**The exercise:** Which lines hold the word "trajectory"? Copy each one.
BEGIN Data excerpts
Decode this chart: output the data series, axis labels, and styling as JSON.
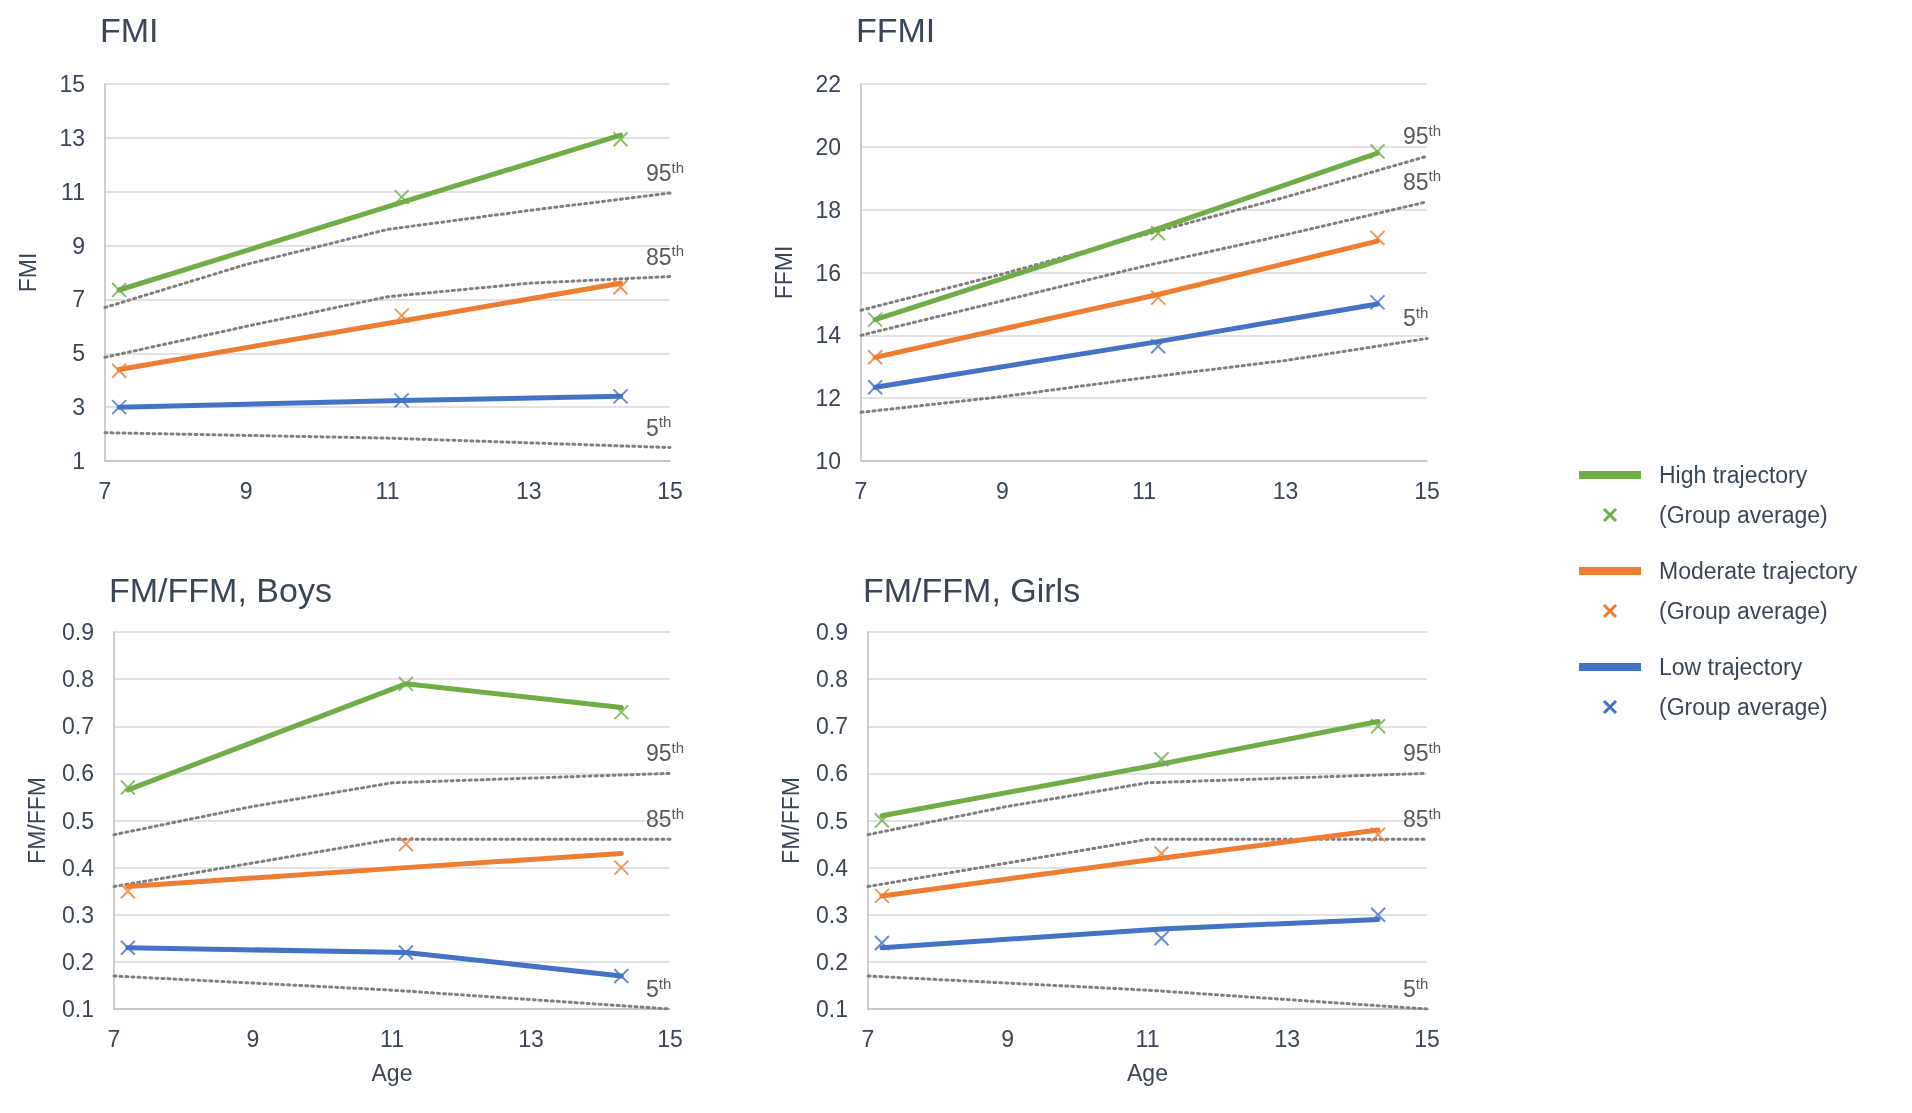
{
  "chart_data": [
    {
      "type": "line",
      "title": "FMI",
      "ylabel": "FMI",
      "xlim": [
        7,
        15
      ],
      "xticks": [
        7,
        9,
        11,
        13,
        15
      ],
      "ylim": [
        1,
        15
      ],
      "yticks": [
        1,
        3,
        5,
        7,
        9,
        11,
        13,
        15
      ],
      "grid": "y",
      "legend": false,
      "line_style": "solid",
      "series": [
        {
          "color": "#70ad47",
          "marker": "none",
          "x": [
            7.2,
            11.2,
            14.3
          ],
          "values": [
            7.35,
            10.6,
            13.1
          ]
        },
        {
          "type": "scatter",
          "color": "#70ad47",
          "marker": "cross",
          "x": [
            7.2,
            11.2,
            14.3
          ],
          "values": [
            7.35,
            10.8,
            12.95
          ]
        },
        {
          "color": "#ed7d31",
          "marker": "none",
          "x": [
            7.2,
            11.2,
            14.3
          ],
          "values": [
            4.4,
            6.2,
            7.6
          ]
        },
        {
          "type": "scatter",
          "color": "#ed7d31",
          "marker": "cross",
          "x": [
            7.2,
            11.2,
            14.3
          ],
          "values": [
            4.35,
            6.4,
            7.45
          ]
        },
        {
          "color": "#4472c4",
          "marker": "none",
          "x": [
            7.2,
            11.2,
            14.3
          ],
          "values": [
            3.0,
            3.25,
            3.4
          ]
        },
        {
          "type": "scatter",
          "color": "#4472c4",
          "marker": "cross",
          "x": [
            7.2,
            11.2,
            14.3
          ],
          "values": [
            3.0,
            3.25,
            3.4
          ]
        },
        {
          "name": "95$^{th}$",
          "color": "#7f7f7f",
          "marker": "none",
          "line_style": "dotted",
          "x": [
            7,
            9,
            11,
            13,
            15
          ],
          "values": [
            6.7,
            8.3,
            9.6,
            10.3,
            10.95
          ]
        },
        {
          "name": "85$^{th}$",
          "color": "#7f7f7f",
          "marker": "none",
          "line_style": "dotted",
          "x": [
            7,
            9,
            11,
            13,
            15
          ],
          "values": [
            4.85,
            6.0,
            7.1,
            7.6,
            7.85
          ]
        },
        {
          "name": "5$^{th}$",
          "color": "#7f7f7f",
          "marker": "none",
          "line_style": "dotted",
          "x": [
            7,
            11,
            15
          ],
          "values": [
            2.05,
            1.85,
            1.5
          ]
        }
      ]
    },
    {
      "type": "line",
      "title": "FFMI",
      "ylabel": "FFMI",
      "xlim": [
        7,
        15
      ],
      "xticks": [
        7,
        9,
        11,
        13,
        15
      ],
      "ylim": [
        10,
        22
      ],
      "yticks": [
        10,
        12,
        14,
        16,
        18,
        20,
        22
      ],
      "grid": "y",
      "legend": "right",
      "line_style": "solid",
      "series": [
        {
          "name": "High trajectory",
          "color": "#70ad47",
          "marker": "none",
          "x": [
            7.2,
            11.2,
            14.3
          ],
          "values": [
            14.5,
            17.4,
            19.8
          ]
        },
        {
          "name": "(Group average)",
          "type": "scatter",
          "color": "#70ad47",
          "marker": "cross",
          "x": [
            7.2,
            11.2,
            14.3
          ],
          "values": [
            14.5,
            17.25,
            19.85
          ]
        },
        {
          "name": "Moderate trajectory",
          "color": "#ed7d31",
          "marker": "none",
          "x": [
            7.2,
            11.2,
            14.3
          ],
          "values": [
            13.3,
            15.3,
            17.0
          ]
        },
        {
          "name": "(Group average)",
          "type": "scatter",
          "color": "#ed7d31",
          "marker": "cross",
          "x": [
            7.2,
            11.2,
            14.3
          ],
          "values": [
            13.3,
            15.2,
            17.1
          ]
        },
        {
          "name": "Low trajectory",
          "color": "#4472c4",
          "marker": "none",
          "x": [
            7.2,
            11.2,
            14.3
          ],
          "values": [
            12.35,
            13.8,
            15.0
          ]
        },
        {
          "name": "(Group average)",
          "type": "scatter",
          "color": "#4472c4",
          "marker": "cross",
          "x": [
            7.2,
            11.2,
            14.3
          ],
          "values": [
            12.35,
            13.65,
            15.05
          ]
        },
        {
          "name": "95$^{th}$",
          "color": "#7f7f7f",
          "marker": "none",
          "line_style": "dotted",
          "x": [
            7,
            9,
            11,
            13,
            15
          ],
          "values": [
            14.8,
            15.95,
            17.2,
            18.4,
            19.7
          ]
        },
        {
          "name": "85$^{th}$",
          "color": "#7f7f7f",
          "marker": "none",
          "line_style": "dotted",
          "x": [
            7,
            9,
            11,
            13,
            15
          ],
          "values": [
            14.0,
            15.1,
            16.2,
            17.2,
            18.25
          ]
        },
        {
          "name": "5$^{th}$",
          "color": "#7f7f7f",
          "marker": "none",
          "line_style": "dotted",
          "x": [
            7,
            9,
            11,
            13,
            15
          ],
          "values": [
            11.55,
            12.05,
            12.65,
            13.2,
            13.9
          ]
        }
      ]
    },
    {
      "type": "line",
      "title": "FM/FFM, Boys",
      "xlabel": "Age",
      "ylabel": "FM/FFM",
      "xlim": [
        7,
        15
      ],
      "xticks": [
        7,
        9,
        11,
        13,
        15
      ],
      "ylim": [
        0.1,
        0.9
      ],
      "yticks": [
        0.1,
        0.2,
        0.3,
        0.4,
        0.5,
        0.6,
        0.7,
        0.8,
        0.9
      ],
      "grid": "y",
      "legend": false,
      "line_style": "solid",
      "series": [
        {
          "color": "#70ad47",
          "marker": "none",
          "x": [
            7.2,
            11.2,
            14.3
          ],
          "values": [
            0.565,
            0.79,
            0.74
          ]
        },
        {
          "type": "scatter",
          "color": "#70ad47",
          "marker": "cross",
          "x": [
            7.2,
            11.2,
            14.3
          ],
          "values": [
            0.57,
            0.79,
            0.73
          ]
        },
        {
          "color": "#ed7d31",
          "marker": "none",
          "x": [
            7.2,
            11.2,
            14.3
          ],
          "values": [
            0.36,
            0.4,
            0.43
          ]
        },
        {
          "type": "scatter",
          "color": "#ed7d31",
          "marker": "cross",
          "x": [
            7.2,
            11.2,
            14.3
          ],
          "values": [
            0.35,
            0.45,
            0.4
          ]
        },
        {
          "color": "#4472c4",
          "marker": "none",
          "x": [
            7.2,
            11.2,
            14.3
          ],
          "values": [
            0.23,
            0.22,
            0.17
          ]
        },
        {
          "type": "scatter",
          "color": "#4472c4",
          "marker": "cross",
          "x": [
            7.2,
            11.2,
            14.3
          ],
          "values": [
            0.23,
            0.22,
            0.17
          ]
        },
        {
          "name": "95$^{th}$",
          "color": "#7f7f7f",
          "marker": "none",
          "line_style": "dotted",
          "x": [
            7,
            9,
            11,
            13,
            15
          ],
          "values": [
            0.47,
            0.53,
            0.58,
            0.59,
            0.6
          ]
        },
        {
          "name": "85$^{th}$",
          "color": "#7f7f7f",
          "marker": "none",
          "line_style": "dotted",
          "x": [
            7,
            9,
            11,
            13,
            15
          ],
          "values": [
            0.36,
            0.41,
            0.46,
            0.46,
            0.46
          ]
        },
        {
          "name": "5$^{th}$",
          "color": "#7f7f7f",
          "marker": "none",
          "line_style": "dotted",
          "x": [
            7,
            11,
            13,
            15
          ],
          "values": [
            0.17,
            0.14,
            0.12,
            0.1
          ]
        }
      ]
    },
    {
      "type": "line",
      "title": "FM/FFM, Girls",
      "xlabel": "Age",
      "ylabel": "FM/FFM",
      "xlim": [
        7,
        15
      ],
      "xticks": [
        7,
        9,
        11,
        13,
        15
      ],
      "ylim": [
        0.1,
        0.9
      ],
      "yticks": [
        0.1,
        0.2,
        0.3,
        0.4,
        0.5,
        0.6,
        0.7,
        0.8,
        0.9
      ],
      "grid": "y",
      "legend": false,
      "line_style": "solid",
      "series": [
        {
          "color": "#70ad47",
          "marker": "none",
          "x": [
            7.2,
            11.2,
            14.3
          ],
          "values": [
            0.51,
            0.62,
            0.71
          ]
        },
        {
          "type": "scatter",
          "color": "#70ad47",
          "marker": "cross",
          "x": [
            7.2,
            11.2,
            14.3
          ],
          "values": [
            0.5,
            0.63,
            0.7
          ]
        },
        {
          "color": "#ed7d31",
          "marker": "none",
          "x": [
            7.2,
            11.2,
            14.3
          ],
          "values": [
            0.34,
            0.42,
            0.48
          ]
        },
        {
          "type": "scatter",
          "color": "#ed7d31",
          "marker": "cross",
          "x": [
            7.2,
            11.2,
            14.3
          ],
          "values": [
            0.34,
            0.43,
            0.47
          ]
        },
        {
          "color": "#4472c4",
          "marker": "none",
          "x": [
            7.2,
            11.2,
            14.3
          ],
          "values": [
            0.23,
            0.27,
            0.29
          ]
        },
        {
          "type": "scatter",
          "color": "#4472c4",
          "marker": "cross",
          "x": [
            7.2,
            11.2,
            14.3
          ],
          "values": [
            0.24,
            0.25,
            0.3
          ]
        },
        {
          "name": "95$^{th}$",
          "color": "#7f7f7f",
          "marker": "none",
          "line_style": "dotted",
          "x": [
            7,
            9,
            11,
            13,
            15
          ],
          "values": [
            0.47,
            0.53,
            0.58,
            0.59,
            0.6
          ]
        },
        {
          "name": "85$^{th}$",
          "color": "#7f7f7f",
          "marker": "none",
          "line_style": "dotted",
          "x": [
            7,
            9,
            11,
            13,
            15
          ],
          "values": [
            0.36,
            0.41,
            0.46,
            0.46,
            0.46
          ]
        },
        {
          "name": "5$^{th}$",
          "color": "#7f7f7f",
          "marker": "none",
          "line_style": "dotted",
          "x": [
            7,
            11,
            13,
            15
          ],
          "values": [
            0.17,
            0.14,
            0.12,
            0.1
          ]
        }
      ]
    }
  ]
}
END Data excerpts
**Output for this task:**
          "name": "High trajectory",
          "name": "Moderate trajectory",
          "name": "Low trajectory",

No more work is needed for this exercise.